What to do: Copy the material that follows word for word and omit its pictures.

Materials provided:
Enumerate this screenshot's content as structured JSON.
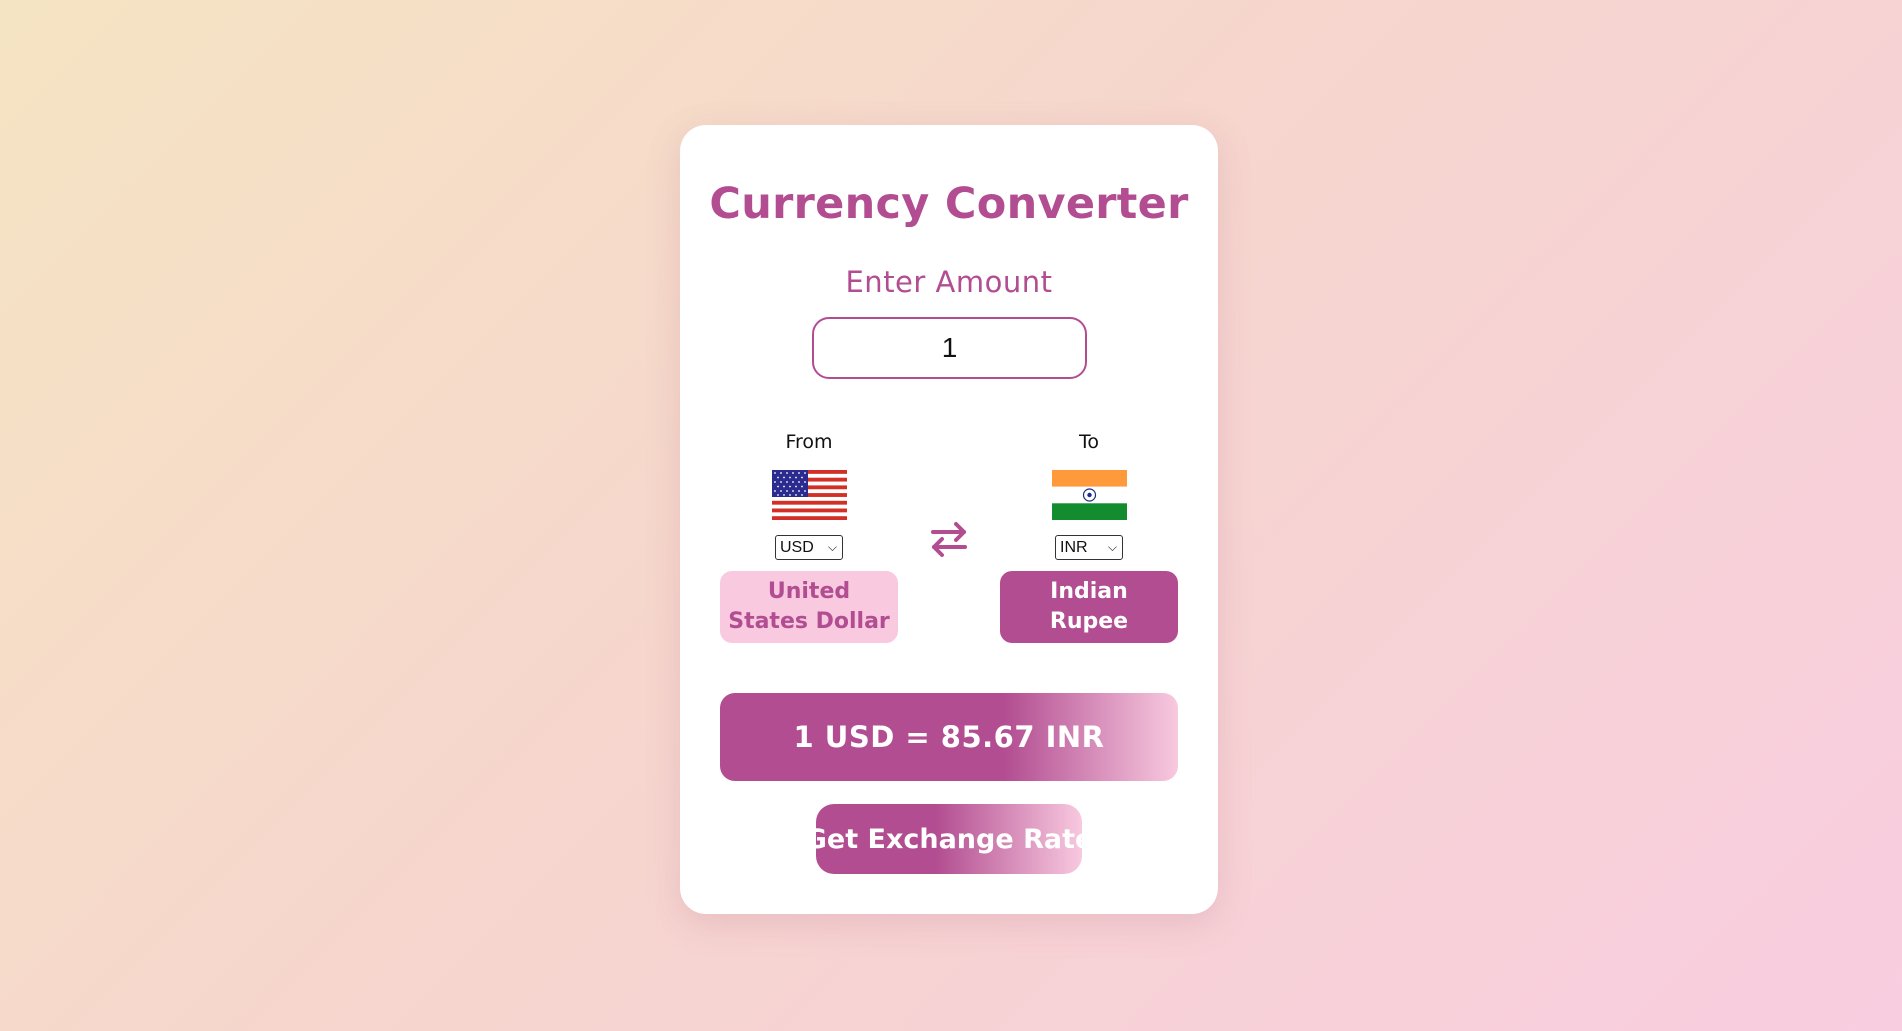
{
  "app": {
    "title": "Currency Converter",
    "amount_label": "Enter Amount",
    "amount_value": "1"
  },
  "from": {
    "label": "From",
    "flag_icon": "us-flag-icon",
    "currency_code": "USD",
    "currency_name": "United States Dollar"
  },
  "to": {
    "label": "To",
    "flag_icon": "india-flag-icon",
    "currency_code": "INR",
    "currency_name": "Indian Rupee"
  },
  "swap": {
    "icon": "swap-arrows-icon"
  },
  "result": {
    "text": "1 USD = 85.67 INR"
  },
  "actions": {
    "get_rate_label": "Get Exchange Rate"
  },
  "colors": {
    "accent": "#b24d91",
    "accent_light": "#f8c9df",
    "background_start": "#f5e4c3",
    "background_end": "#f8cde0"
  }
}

Worked answer:
Enumerate this screenshot's content as structured JSON.
{
  "app": {
    "title": "Currency Converter",
    "amount_label": "Enter Amount",
    "amount_value": "1"
  },
  "from": {
    "label": "From",
    "flag_icon": "us-flag-icon",
    "currency_code": "USD",
    "currency_name": "United States Dollar"
  },
  "to": {
    "label": "To",
    "flag_icon": "india-flag-icon",
    "currency_code": "INR",
    "currency_name": "Indian Rupee"
  },
  "swap": {
    "icon": "swap-arrows-icon"
  },
  "result": {
    "text": "1 USD = 85.67 INR"
  },
  "actions": {
    "get_rate_label": "Get Exchange Rate"
  },
  "colors": {
    "accent": "#b24d91",
    "accent_light": "#f8c9df",
    "background_start": "#f5e4c3",
    "background_end": "#f8cde0"
  }
}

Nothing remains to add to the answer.